> _SHORT PROBLEM_
Transcribe the entries exactly; images are not part of the copy.

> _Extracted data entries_
#####

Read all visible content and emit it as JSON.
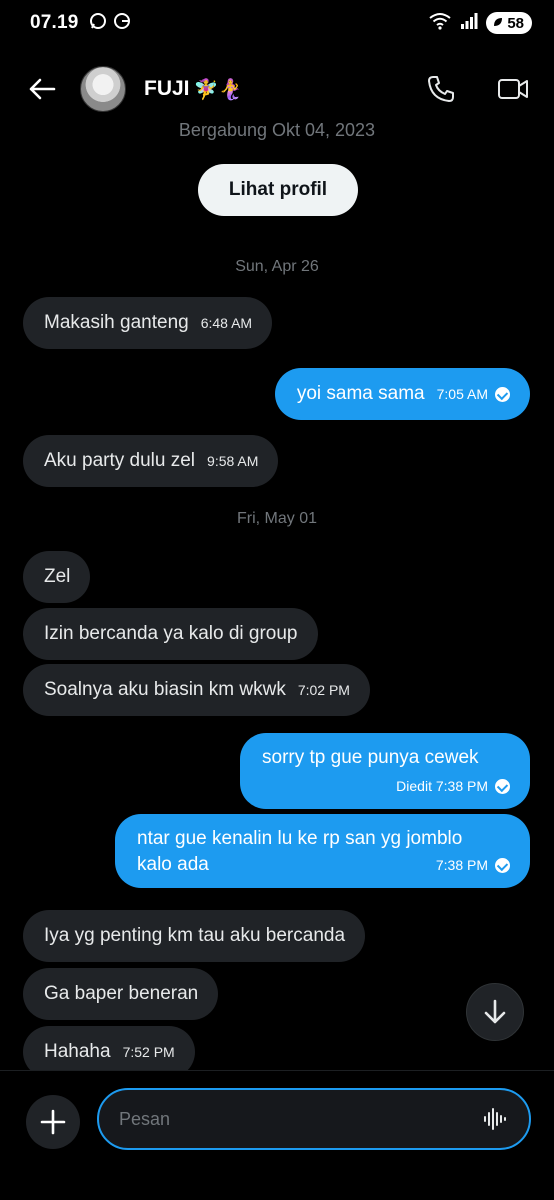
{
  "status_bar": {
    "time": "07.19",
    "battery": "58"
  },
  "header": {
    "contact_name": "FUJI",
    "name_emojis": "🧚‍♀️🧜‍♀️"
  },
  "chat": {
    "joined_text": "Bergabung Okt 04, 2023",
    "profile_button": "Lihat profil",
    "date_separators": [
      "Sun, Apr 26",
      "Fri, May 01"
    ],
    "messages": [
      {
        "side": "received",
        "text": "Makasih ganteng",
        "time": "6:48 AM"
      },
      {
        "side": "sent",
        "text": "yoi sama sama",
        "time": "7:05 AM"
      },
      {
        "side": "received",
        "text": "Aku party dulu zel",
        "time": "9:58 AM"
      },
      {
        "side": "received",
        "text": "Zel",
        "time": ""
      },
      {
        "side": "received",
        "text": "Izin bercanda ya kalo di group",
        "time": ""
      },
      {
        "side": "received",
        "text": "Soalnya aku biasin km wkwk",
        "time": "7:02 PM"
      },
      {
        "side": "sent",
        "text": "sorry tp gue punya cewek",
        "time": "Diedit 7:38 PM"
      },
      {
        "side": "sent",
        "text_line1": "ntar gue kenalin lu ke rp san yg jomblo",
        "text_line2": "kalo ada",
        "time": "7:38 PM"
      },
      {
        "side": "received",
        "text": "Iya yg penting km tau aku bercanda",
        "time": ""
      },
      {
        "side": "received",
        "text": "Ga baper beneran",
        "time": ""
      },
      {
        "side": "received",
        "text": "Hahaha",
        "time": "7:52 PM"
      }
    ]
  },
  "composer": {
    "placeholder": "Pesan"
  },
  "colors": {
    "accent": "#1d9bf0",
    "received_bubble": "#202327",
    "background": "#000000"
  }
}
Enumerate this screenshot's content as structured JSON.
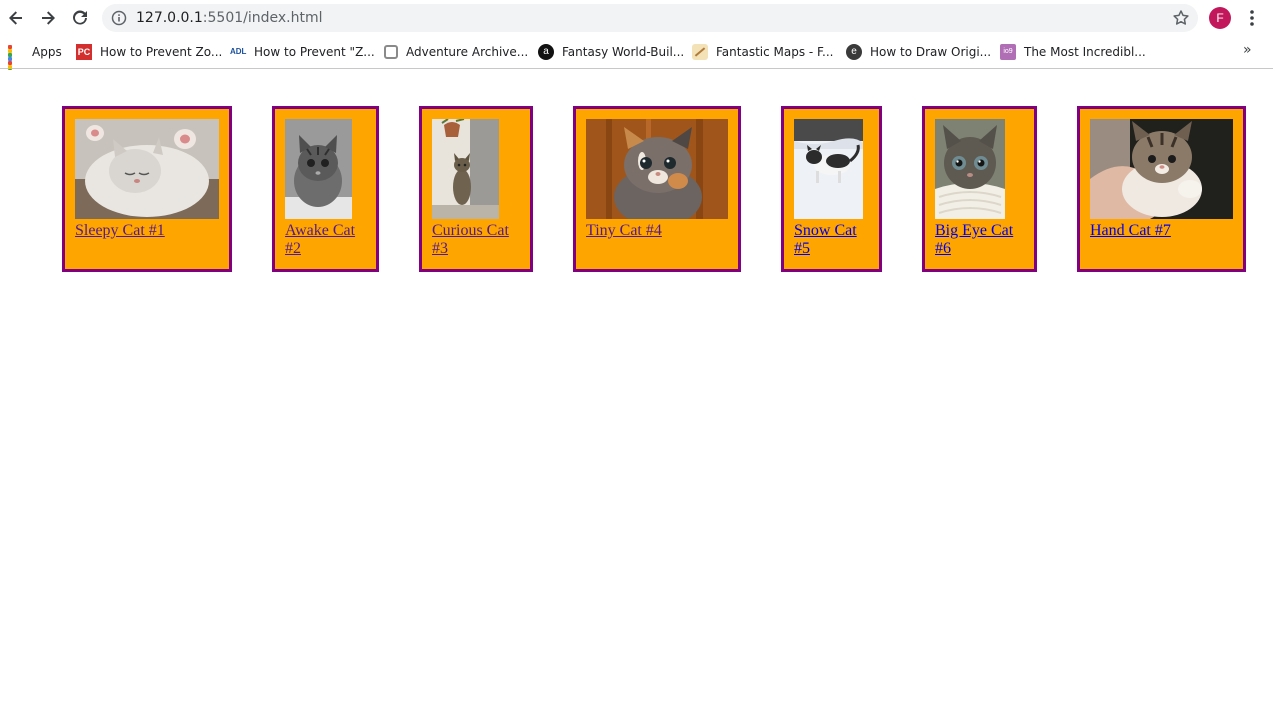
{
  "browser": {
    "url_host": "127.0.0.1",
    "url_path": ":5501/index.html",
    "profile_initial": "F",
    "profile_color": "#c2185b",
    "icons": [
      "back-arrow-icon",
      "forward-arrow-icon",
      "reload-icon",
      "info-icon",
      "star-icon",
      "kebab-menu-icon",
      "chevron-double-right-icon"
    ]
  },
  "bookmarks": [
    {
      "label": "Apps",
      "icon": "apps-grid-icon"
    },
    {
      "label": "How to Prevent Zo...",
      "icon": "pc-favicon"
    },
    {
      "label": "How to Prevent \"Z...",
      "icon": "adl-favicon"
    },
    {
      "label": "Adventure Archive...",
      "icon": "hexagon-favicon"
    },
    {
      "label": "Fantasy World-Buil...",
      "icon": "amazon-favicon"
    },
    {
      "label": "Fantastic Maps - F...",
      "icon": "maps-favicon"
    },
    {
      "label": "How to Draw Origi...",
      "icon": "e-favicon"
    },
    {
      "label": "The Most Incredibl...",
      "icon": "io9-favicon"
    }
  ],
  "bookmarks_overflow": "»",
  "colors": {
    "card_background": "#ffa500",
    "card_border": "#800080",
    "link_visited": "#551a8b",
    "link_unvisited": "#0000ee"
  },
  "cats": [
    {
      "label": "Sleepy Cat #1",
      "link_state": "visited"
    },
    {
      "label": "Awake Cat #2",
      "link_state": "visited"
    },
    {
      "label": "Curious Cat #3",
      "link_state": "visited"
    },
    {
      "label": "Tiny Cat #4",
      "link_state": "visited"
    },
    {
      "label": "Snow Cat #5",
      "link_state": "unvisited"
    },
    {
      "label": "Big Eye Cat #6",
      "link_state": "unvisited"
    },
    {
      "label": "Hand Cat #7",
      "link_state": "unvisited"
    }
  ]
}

#####

> _FULL RESPONSE_
Read all visible content and emit it as JSON.
{
  "status_bar": {
    "time": "07.19",
    "battery": "58"
  },
  "header": {
    "contact_name": "FUJI",
    "name_emojis": "🧚‍♀️🧜‍♀️"
  },
  "chat": {
    "joined_text": "Bergabung Okt 04, 2023",
    "profile_button": "Lihat profil",
    "date_separators": [
      "Sun, Apr 26",
      "Fri, May 01"
    ],
    "messages": [
      {
        "side": "received",
        "text": "Makasih ganteng",
        "time": "6:48 AM"
      },
      {
        "side": "sent",
        "text": "yoi sama sama",
        "time": "7:05 AM"
      },
      {
        "side": "received",
        "text": "Aku party dulu zel",
        "time": "9:58 AM"
      },
      {
        "side": "received",
        "text": "Zel",
        "time": ""
      },
      {
        "side": "received",
        "text": "Izin bercanda ya kalo di group",
        "time": ""
      },
      {
        "side": "received",
        "text": "Soalnya aku biasin km wkwk",
        "time": "7:02 PM"
      },
      {
        "side": "sent",
        "text": "sorry tp gue punya cewek",
        "time": "Diedit 7:38 PM"
      },
      {
        "side": "sent",
        "text_line1": "ntar gue kenalin lu ke rp san yg jomblo",
        "text_line2": "kalo ada",
        "time": "7:38 PM"
      },
      {
        "side": "received",
        "text": "Iya yg penting km tau aku bercanda",
        "time": ""
      },
      {
        "side": "received",
        "text": "Ga baper beneran",
        "time": ""
      },
      {
        "side": "received",
        "text": "Hahaha",
        "time": "7:52 PM"
      }
    ]
  },
  "composer": {
    "placeholder": "Pesan"
  },
  "colors": {
    "accent": "#1d9bf0",
    "received_bubble": "#202327",
    "background": "#000000"
  }
}
Enumerate this screenshot's content as structured JSON.
{
  "browser": {
    "url_host": "127.0.0.1",
    "url_path": ":5501/index.html",
    "profile_initial": "F",
    "profile_color": "#c2185b",
    "icons": [
      "back-arrow-icon",
      "forward-arrow-icon",
      "reload-icon",
      "info-icon",
      "star-icon",
      "kebab-menu-icon",
      "chevron-double-right-icon"
    ]
  },
  "bookmarks": [
    {
      "label": "Apps",
      "icon": "apps-grid-icon"
    },
    {
      "label": "How to Prevent Zo...",
      "icon": "pc-favicon"
    },
    {
      "label": "How to Prevent \"Z...",
      "icon": "adl-favicon"
    },
    {
      "label": "Adventure Archive...",
      "icon": "hexagon-favicon"
    },
    {
      "label": "Fantasy World-Buil...",
      "icon": "amazon-favicon"
    },
    {
      "label": "Fantastic Maps - F...",
      "icon": "maps-favicon"
    },
    {
      "label": "How to Draw Origi...",
      "icon": "e-favicon"
    },
    {
      "label": "The Most Incredibl...",
      "icon": "io9-favicon"
    }
  ],
  "bookmarks_overflow": "»",
  "colors": {
    "card_background": "#ffa500",
    "card_border": "#800080",
    "link_visited": "#551a8b",
    "link_unvisited": "#0000ee"
  },
  "cats": [
    {
      "label": "Sleepy Cat #1",
      "link_state": "visited"
    },
    {
      "label": "Awake Cat #2",
      "link_state": "visited"
    },
    {
      "label": "Curious Cat #3",
      "link_state": "visited"
    },
    {
      "label": "Tiny Cat #4",
      "link_state": "visited"
    },
    {
      "label": "Snow Cat #5",
      "link_state": "unvisited"
    },
    {
      "label": "Big Eye Cat #6",
      "link_state": "unvisited"
    },
    {
      "label": "Hand Cat #7",
      "link_state": "unvisited"
    }
  ]
}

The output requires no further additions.